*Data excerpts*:
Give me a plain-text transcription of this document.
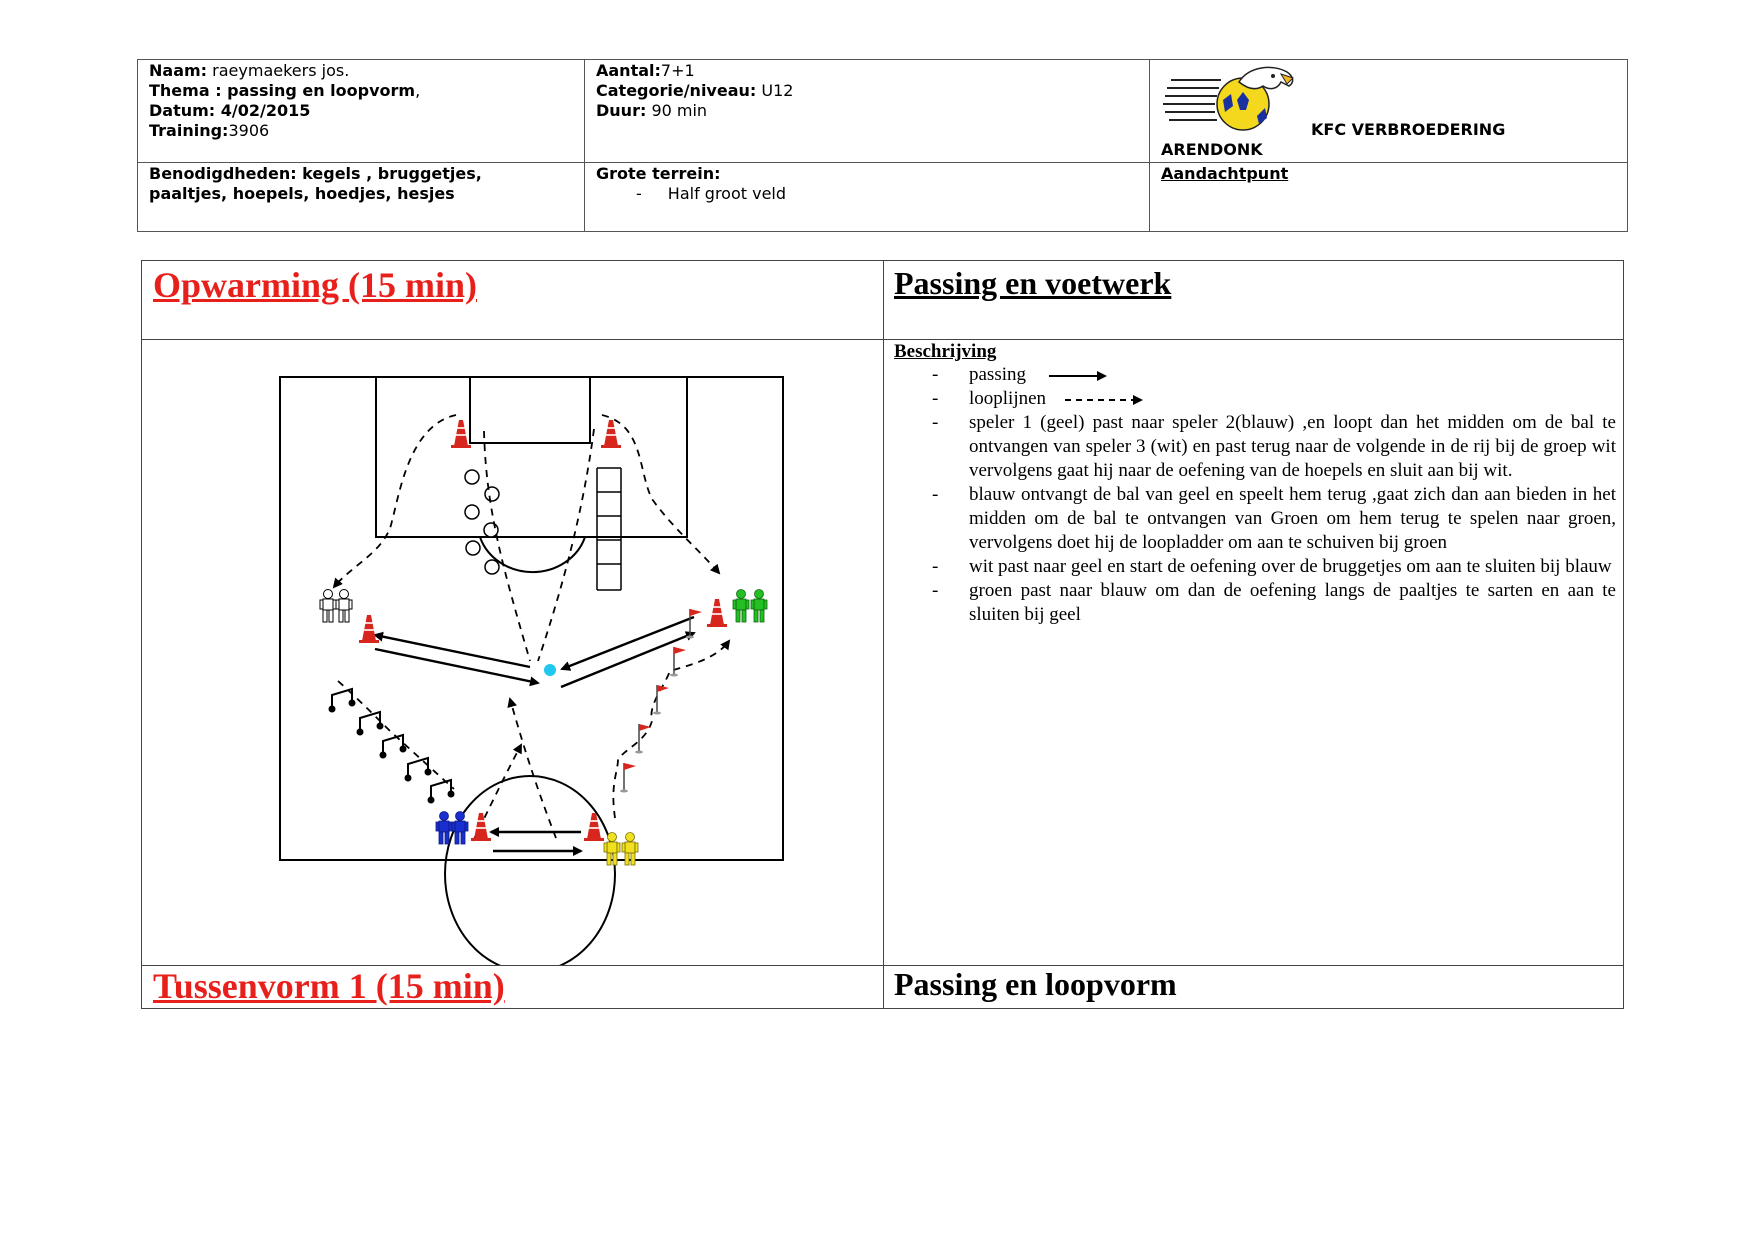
Naam: raeymaekers jos.
Thema : passing en loopvorm,
Datum: 4/02/2015
Training:3906
Aantal:7+1
Categorie/niveau: U12
Duur: 90 min
KFC VERBROEDERING
ARENDONK
Benodigdheden: kegels , bruggetjes,
paaltjes, hoepels, hoedjes, hesjes
Grote terrein:
- Half groot veld
Aandachtpunt
Opwarming (15 min)	Passing en voetwerk
Beschrijving
- passing
- looplijnen
- speler 1 (geel) past naar speler 2(blauw) ,en loopt dan het midden om de bal te ontvangen van speler 3 (wit) en past terug naar de volgende in de rij bij de groep wit vervolgens gaat hij naar de oefening van de hoepels en sluit aan bij wit.
- blauw ontvangt de bal van geel en speelt hem terug ,gaat zich dan aan bieden in het midden om de bal te ontvangen van Groen om hem terug te spelen naar groen, vervolgens doet hij de loopladder om aan te schuiven bij groen
- wit past naar geel en start de oefening over de bruggetjes om aan te sluiten bij blauw
- groen past naar blauw om dan de oefening langs de paaltjes te sarten en aan te sluiten bij geel
Tussenvorm 1 (15 min)	Passing en loopvorm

*Stated task*: Gather all the lines that include the word "paaltjes" and copy them out.

*Written response*:
paaltjes, hoepels, hoedjes, hesjes
- groen past naar blauw om dan de oefening langs de paaltjes te sarten en aan te sluiten bij geel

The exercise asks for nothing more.